Given records:
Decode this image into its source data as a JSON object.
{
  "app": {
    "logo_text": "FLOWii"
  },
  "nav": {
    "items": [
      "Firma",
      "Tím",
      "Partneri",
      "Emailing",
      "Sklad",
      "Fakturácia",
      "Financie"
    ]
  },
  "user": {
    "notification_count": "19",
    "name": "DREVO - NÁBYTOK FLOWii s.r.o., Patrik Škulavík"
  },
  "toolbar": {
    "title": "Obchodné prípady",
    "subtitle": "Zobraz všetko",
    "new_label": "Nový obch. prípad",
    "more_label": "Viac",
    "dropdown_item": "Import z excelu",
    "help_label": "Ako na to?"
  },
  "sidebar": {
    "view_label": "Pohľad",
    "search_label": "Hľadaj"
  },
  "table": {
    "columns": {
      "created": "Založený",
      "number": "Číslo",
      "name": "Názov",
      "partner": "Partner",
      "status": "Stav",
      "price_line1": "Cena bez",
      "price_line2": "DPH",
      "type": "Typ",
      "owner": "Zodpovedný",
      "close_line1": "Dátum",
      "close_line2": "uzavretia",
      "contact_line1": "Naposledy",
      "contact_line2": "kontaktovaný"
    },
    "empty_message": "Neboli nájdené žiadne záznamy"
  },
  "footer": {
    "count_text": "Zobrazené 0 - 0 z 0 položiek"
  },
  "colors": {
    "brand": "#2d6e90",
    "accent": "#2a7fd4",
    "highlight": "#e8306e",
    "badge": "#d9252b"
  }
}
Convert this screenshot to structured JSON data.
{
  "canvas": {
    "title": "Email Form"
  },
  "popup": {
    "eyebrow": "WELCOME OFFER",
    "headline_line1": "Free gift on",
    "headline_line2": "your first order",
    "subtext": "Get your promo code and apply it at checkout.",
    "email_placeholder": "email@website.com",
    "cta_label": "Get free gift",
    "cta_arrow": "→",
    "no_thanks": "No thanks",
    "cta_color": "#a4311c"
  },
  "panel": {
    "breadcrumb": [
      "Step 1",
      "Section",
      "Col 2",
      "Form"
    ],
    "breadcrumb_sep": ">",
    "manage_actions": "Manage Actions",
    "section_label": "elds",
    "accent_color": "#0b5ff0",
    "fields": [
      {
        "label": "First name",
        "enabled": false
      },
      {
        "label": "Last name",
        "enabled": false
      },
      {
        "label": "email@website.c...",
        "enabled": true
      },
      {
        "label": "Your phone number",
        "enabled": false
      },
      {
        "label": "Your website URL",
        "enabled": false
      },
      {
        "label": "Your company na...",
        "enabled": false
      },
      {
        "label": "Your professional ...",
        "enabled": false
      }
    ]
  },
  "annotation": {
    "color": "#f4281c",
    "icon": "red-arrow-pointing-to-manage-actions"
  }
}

Work to complete:
Repeat the listing exactly, from its first line to its last.

Written response:
Decode this image into its source data as a JSON object.
{
  "app": {
    "logo_text": "FLOWii"
  },
  "nav": {
    "items": [
      "Firma",
      "Tím",
      "Partneri",
      "Emailing",
      "Sklad",
      "Fakturácia",
      "Financie"
    ]
  },
  "user": {
    "notification_count": "19",
    "name": "DREVO - NÁBYTOK FLOWii s.r.o., Patrik Škulavík"
  },
  "toolbar": {
    "title": "Obchodné prípady",
    "subtitle": "Zobraz všetko",
    "new_label": "Nový obch. prípad",
    "more_label": "Viac",
    "dropdown_item": "Import z excelu",
    "help_label": "Ako na to?"
  },
  "sidebar": {
    "view_label": "Pohľad",
    "search_label": "Hľadaj"
  },
  "table": {
    "columns": {
      "created": "Založený",
      "number": "Číslo",
      "name": "Názov",
      "partner": "Partner",
      "status": "Stav",
      "price_line1": "Cena bez",
      "price_line2": "DPH",
      "type": "Typ",
      "owner": "Zodpovedný",
      "close_line1": "Dátum",
      "close_line2": "uzavretia",
      "contact_line1": "Naposledy",
      "contact_line2": "kontaktovaný"
    },
    "empty_message": "Neboli nájdené žiadne záznamy"
  },
  "footer": {
    "count_text": "Zobrazené 0 - 0 z 0 položiek"
  },
  "colors": {
    "brand": "#2d6e90",
    "accent": "#2a7fd4",
    "highlight": "#e8306e",
    "badge": "#d9252b"
  }
}
Convert this screenshot to structured JSON data.
{
  "canvas": {
    "title": "Email Form"
  },
  "popup": {
    "eyebrow": "WELCOME OFFER",
    "headline_line1": "Free gift on",
    "headline_line2": "your first order",
    "subtext": "Get your promo code and apply it at checkout.",
    "email_placeholder": "email@website.com",
    "cta_label": "Get free gift",
    "cta_arrow": "→",
    "no_thanks": "No thanks",
    "cta_color": "#a4311c"
  },
  "panel": {
    "breadcrumb": [
      "Step 1",
      "Section",
      "Col 2",
      "Form"
    ],
    "breadcrumb_sep": ">",
    "manage_actions": "Manage Actions",
    "section_label": "elds",
    "accent_color": "#0b5ff0",
    "fields": [
      {
        "label": "First name",
        "enabled": false
      },
      {
        "label": "Last name",
        "enabled": false
      },
      {
        "label": "email@website.c...",
        "enabled": true
      },
      {
        "label": "Your phone number",
        "enabled": false
      },
      {
        "label": "Your website URL",
        "enabled": false
      },
      {
        "label": "Your company na...",
        "enabled": false
      },
      {
        "label": "Your professional ...",
        "enabled": false
      }
    ]
  },
  "annotation": {
    "color": "#f4281c",
    "icon": "red-arrow-pointing-to-manage-actions"
  }
}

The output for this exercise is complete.